** Request **
Provide nothing beyond the count of lines that include the string "cari".

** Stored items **

════════════════════

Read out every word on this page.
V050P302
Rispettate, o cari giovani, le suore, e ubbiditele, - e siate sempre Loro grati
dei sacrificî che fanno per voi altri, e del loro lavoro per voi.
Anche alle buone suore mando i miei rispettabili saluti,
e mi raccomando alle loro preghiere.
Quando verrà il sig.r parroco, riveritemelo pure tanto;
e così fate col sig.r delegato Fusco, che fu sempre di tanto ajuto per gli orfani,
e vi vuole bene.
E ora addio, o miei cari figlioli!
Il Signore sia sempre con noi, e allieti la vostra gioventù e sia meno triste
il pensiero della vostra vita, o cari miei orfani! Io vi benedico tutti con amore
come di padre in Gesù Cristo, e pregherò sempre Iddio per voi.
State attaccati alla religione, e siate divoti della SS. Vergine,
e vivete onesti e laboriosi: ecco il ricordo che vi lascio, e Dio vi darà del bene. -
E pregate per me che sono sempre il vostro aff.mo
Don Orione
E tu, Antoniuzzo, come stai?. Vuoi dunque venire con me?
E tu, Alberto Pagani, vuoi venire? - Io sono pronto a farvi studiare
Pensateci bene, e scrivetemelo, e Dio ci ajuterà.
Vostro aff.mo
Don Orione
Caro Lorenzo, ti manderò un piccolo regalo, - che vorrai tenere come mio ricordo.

════════════════════

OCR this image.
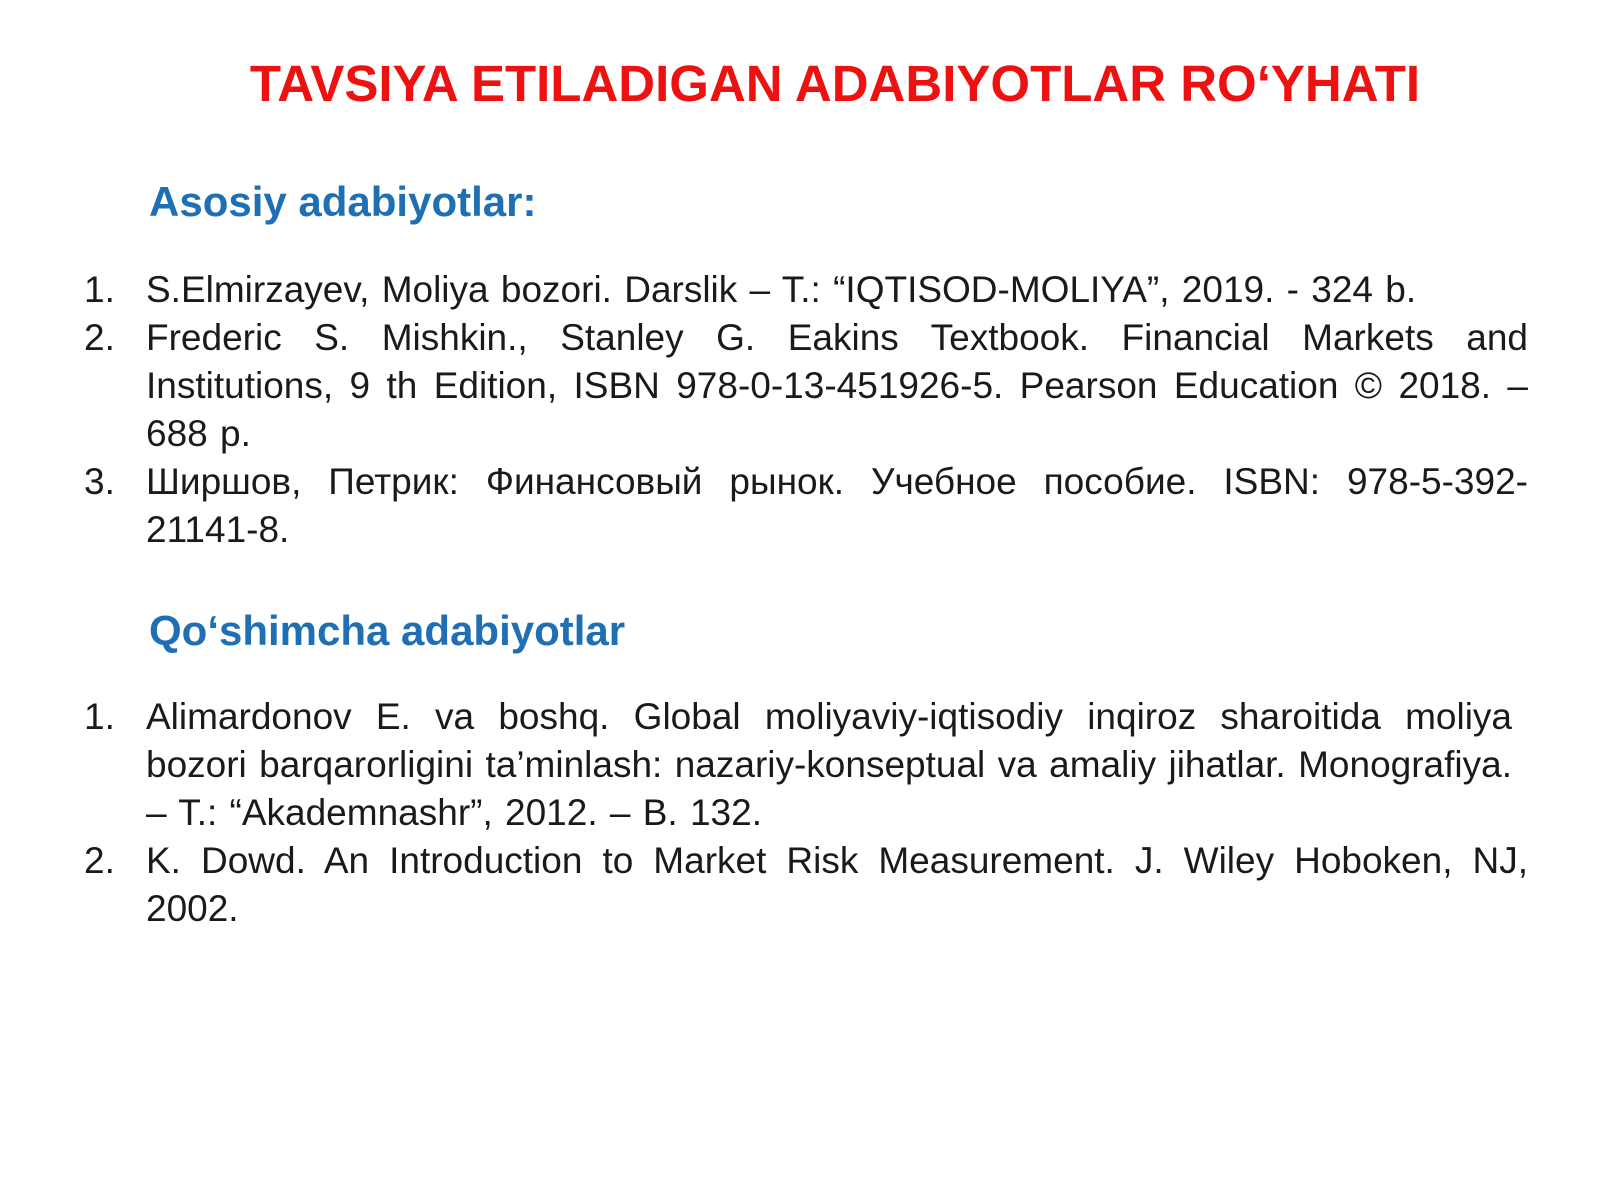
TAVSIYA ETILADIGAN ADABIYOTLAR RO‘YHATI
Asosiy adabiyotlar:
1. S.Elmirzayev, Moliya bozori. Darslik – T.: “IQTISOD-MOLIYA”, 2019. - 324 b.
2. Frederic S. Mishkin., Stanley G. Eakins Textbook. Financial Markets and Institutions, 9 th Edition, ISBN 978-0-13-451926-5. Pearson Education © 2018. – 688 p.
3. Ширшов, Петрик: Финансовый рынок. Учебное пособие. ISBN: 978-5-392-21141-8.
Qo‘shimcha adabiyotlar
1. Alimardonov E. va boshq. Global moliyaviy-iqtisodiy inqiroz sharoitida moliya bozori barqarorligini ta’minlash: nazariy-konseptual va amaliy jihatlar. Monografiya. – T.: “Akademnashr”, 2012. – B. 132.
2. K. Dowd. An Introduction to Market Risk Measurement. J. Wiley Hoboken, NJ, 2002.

════════════════════

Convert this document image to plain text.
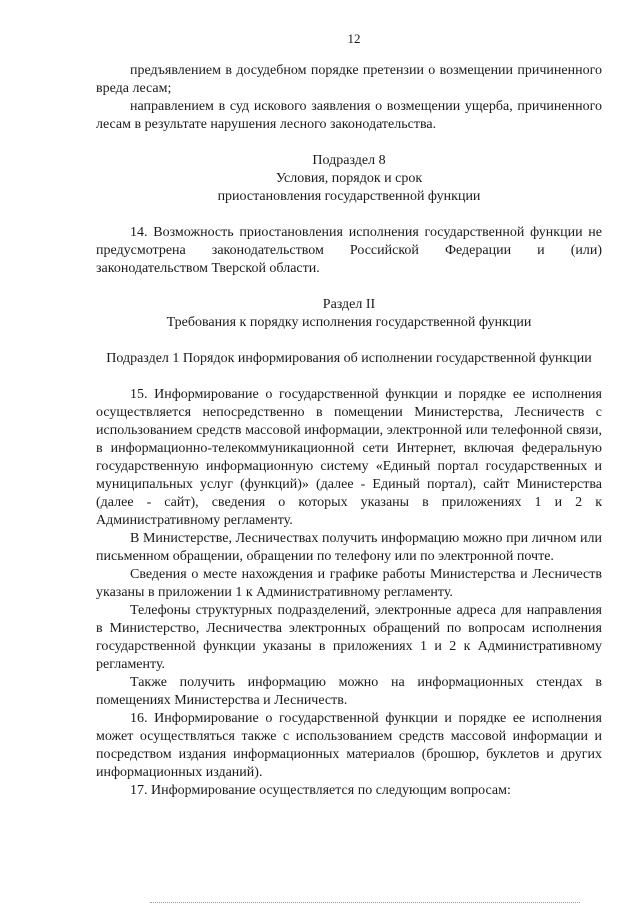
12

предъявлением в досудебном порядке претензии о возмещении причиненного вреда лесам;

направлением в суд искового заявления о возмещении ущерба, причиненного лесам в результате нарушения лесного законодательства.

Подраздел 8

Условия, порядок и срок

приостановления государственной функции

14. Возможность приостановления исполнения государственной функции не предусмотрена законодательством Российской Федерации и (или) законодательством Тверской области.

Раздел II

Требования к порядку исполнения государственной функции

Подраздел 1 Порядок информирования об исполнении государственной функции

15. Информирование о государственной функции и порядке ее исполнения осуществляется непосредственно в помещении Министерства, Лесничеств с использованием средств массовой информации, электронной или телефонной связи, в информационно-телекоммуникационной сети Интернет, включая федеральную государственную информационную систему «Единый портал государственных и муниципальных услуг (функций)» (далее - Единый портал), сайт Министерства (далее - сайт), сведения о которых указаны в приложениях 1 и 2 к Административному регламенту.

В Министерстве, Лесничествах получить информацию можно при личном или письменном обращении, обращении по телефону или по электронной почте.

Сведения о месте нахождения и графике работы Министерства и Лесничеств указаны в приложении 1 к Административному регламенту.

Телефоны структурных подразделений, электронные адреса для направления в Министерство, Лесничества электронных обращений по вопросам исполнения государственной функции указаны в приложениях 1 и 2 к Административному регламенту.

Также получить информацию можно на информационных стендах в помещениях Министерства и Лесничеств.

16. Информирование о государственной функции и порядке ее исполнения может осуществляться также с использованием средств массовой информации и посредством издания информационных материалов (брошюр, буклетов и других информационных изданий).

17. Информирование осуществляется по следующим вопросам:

════════════════════

** Answer to this task **
3